* _EXTRACT TO READ_

==================================================

1

I've made a java server that scrapes a website, but my problem is that after a few requests (about 10 or so) I always get this error ElementNotFoundException, although the element should be there. Basically my program just checks every few minutes this website for info but after a few times it just gives me that exception. This is my code for scraping, I don't know what's wrong with it that after a few times the element is not found..

final WebClient webClient = new WebClient();
try (final WebClient webClient1 = new WebClient()) {
    final HtmlPage page = webClient.getPage("http://b7rabin.iscool.co.il/מערכתשעות/tabid/217/language/he-IL/Default.aspx");

    WebResponse webResponse = page.getWebResponse();
    String content = webResponse.getContentAsString();
     //   System.out.println(content);


    HtmlSelect select = (HtmlSelect) page.getElementById("dnn_ctr914_TimeTableView_ClassesList");
    HtmlOption option = select.getOptionByValue("" + userClass);

    select.setSelectedAttribute(option, true);

    //String jscmnd = "javascript:__doPostBack('dnn$ctr914$TimeTableView$btnChangesTable','')";
    String jscmnd = "__doPostBack('dnn$ctr914$TimeTableView$btnChanges','')";

    ScriptResult result = page.executeJavaScript(jscmnd);

    HtmlPage page1 = (HtmlPage) result.getNewPage();

    String content1 = page1.getWebResponse().getContentAsString();
    //System.out.println(content1);
    System.out.println("-----");
    HtmlDivision getChanges = null;
    String changes = "";

    getChanges = page1.getHtmlElementById("dnn_ctr914_TimeTableView_PlaceHolder");   
    changes = getChanges.asText();
    changes = changes.replaceAll("\n", "").replaceAll("\r", "");

    System.out.println(changes);
}

The exception:

Exception in thread "Thread-0" com.gargoylesoftware.htmlunit.ElementNotFoundException: elementName=[*] attributeName=[id] attributeValue=[dnn_ctr914_TimeTableView_PlaceHolder]
at com.gargoylesoftware.htmlunit.html.HtmlPage.getHtmlElementById(HtmlPage.java:1552)

==================================================

* _Labeled box records_
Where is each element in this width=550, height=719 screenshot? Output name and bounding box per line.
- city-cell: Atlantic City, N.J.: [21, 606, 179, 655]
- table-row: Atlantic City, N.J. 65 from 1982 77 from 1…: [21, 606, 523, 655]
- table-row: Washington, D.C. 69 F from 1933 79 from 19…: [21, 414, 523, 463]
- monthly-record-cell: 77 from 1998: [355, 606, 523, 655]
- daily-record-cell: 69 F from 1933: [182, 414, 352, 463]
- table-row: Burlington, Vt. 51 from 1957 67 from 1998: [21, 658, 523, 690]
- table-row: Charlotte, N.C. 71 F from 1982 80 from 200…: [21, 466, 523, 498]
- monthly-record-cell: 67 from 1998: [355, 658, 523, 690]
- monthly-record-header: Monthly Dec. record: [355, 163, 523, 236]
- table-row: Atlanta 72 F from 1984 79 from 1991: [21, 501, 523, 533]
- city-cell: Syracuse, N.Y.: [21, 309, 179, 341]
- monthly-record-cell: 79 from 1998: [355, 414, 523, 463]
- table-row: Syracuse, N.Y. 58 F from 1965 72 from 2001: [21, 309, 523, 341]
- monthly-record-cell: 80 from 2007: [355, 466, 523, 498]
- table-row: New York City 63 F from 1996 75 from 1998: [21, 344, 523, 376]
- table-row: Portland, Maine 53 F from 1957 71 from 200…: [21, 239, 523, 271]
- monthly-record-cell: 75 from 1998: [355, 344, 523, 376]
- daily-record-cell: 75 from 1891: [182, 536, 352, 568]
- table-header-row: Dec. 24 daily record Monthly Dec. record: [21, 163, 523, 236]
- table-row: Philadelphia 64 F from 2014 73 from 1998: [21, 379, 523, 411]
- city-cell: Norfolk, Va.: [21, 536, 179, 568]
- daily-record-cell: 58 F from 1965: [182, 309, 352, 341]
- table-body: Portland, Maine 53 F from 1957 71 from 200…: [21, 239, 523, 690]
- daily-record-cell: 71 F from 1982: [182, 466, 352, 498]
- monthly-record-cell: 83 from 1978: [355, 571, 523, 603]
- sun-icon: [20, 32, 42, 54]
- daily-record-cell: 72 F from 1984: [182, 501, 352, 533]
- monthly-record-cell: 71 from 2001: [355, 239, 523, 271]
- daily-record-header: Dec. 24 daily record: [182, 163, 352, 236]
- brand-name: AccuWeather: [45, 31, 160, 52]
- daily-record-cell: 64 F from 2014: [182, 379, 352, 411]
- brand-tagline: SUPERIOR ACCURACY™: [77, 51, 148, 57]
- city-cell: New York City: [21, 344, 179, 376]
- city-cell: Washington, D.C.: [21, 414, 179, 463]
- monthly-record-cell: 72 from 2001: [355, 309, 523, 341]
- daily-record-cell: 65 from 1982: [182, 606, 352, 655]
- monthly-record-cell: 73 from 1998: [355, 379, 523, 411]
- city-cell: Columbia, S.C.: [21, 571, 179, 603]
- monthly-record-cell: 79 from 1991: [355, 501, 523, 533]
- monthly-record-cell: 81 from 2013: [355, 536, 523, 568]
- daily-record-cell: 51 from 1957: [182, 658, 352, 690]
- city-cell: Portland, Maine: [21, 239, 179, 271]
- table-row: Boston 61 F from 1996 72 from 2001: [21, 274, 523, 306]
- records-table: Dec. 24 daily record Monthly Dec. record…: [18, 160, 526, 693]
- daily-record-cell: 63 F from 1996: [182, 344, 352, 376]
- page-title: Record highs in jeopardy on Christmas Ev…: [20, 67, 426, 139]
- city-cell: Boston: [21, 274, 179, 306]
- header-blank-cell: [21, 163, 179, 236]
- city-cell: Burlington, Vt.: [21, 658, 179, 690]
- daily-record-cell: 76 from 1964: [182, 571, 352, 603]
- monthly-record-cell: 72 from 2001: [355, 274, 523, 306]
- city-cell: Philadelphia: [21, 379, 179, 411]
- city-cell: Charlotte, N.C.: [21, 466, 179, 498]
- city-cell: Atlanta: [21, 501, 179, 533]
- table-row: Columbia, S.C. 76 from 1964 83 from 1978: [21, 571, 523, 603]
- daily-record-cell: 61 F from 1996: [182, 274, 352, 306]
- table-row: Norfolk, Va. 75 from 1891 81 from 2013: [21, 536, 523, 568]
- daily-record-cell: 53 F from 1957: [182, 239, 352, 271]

==================================================

* _TASKS AND EXERCISES_
a) In the scraping question, list every distinct type used to declare a variable in the code.
b) Revise the stretch of the records from the start through the line containing "- monthly-record-cell: 77", replacing "screenshot" with "capture", and give back only those lines.

* _RESULTS BY TASK_
a) WebClient, HtmlPage, WebResponse, String, HtmlSelect, HtmlOption, ScriptResult, HtmlDivision

b)
Where is each element in this width=550, height=719 capture? Output name and bounding box per line.
- city-cell: Atlantic City, N.J.: [21, 606, 179, 655]
- table-row: Atlantic City, N.J. 65 from 1982 77 from 1…: [21, 606, 523, 655]
- table-row: Washington, D.C. 69 F from 1933 79 from 19…: [21, 414, 523, 463]
- monthly-record-cell: 77 from 1998: [355, 606, 523, 655]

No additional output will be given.